---- DATASET RECORDS
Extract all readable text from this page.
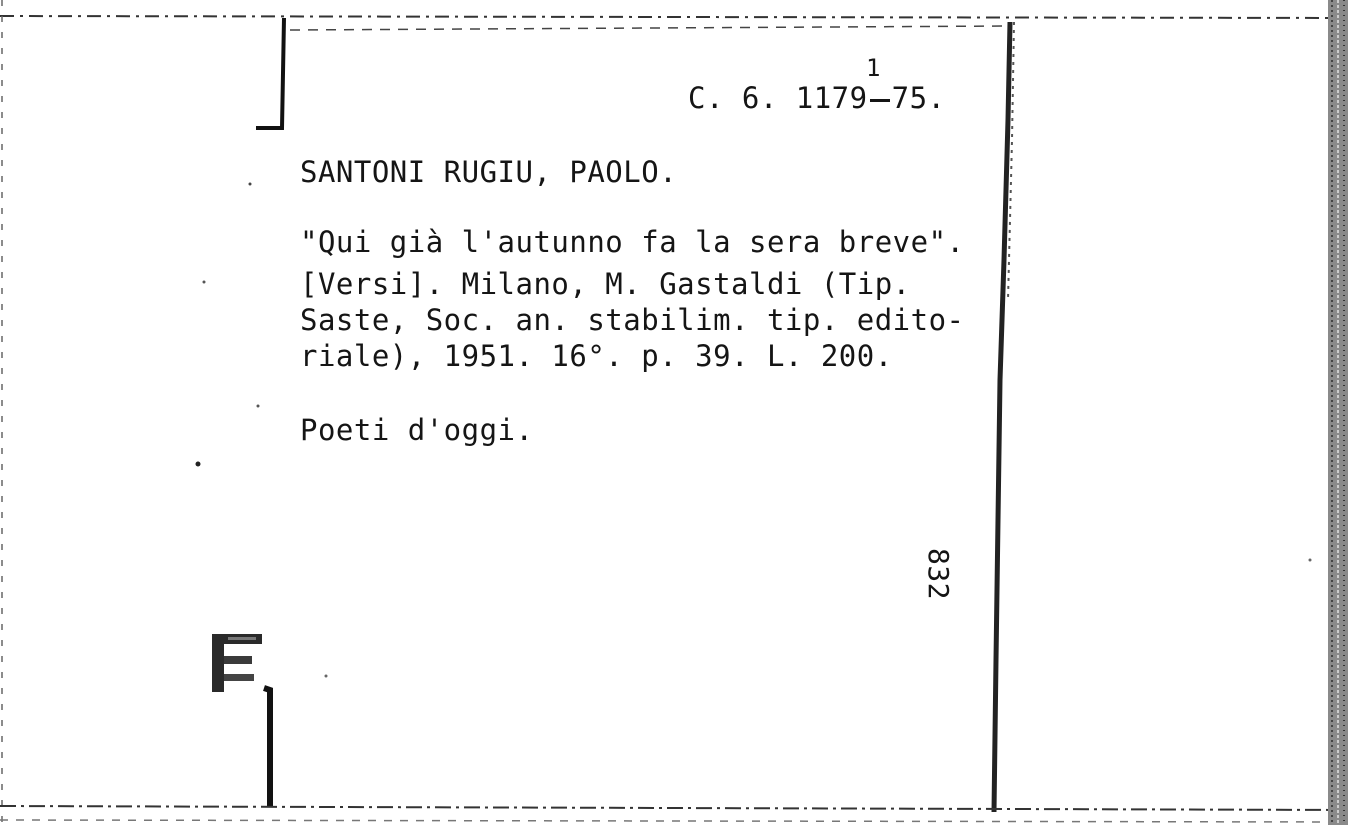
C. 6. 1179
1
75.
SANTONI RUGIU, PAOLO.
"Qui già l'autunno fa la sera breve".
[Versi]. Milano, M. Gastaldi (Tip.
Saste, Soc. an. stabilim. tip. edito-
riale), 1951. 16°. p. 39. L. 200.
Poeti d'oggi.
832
--------
• WHAT THE TASK ASKS:
Using the material above, set down every line exactly, but skip the pictures.

• ANSWER TO THIS PROBLEM:
Extract all readable text from this page.
C. 6. 1179
1
75.
SANTONI RUGIU, PAOLO.
"Qui già l'autunno fa la sera breve".
[Versi]. Milano, M. Gastaldi (Tip.
Saste, Soc. an. stabilim. tip. edito-
riale), 1951. 16°. p. 39. L. 200.
Poeti d'oggi.
832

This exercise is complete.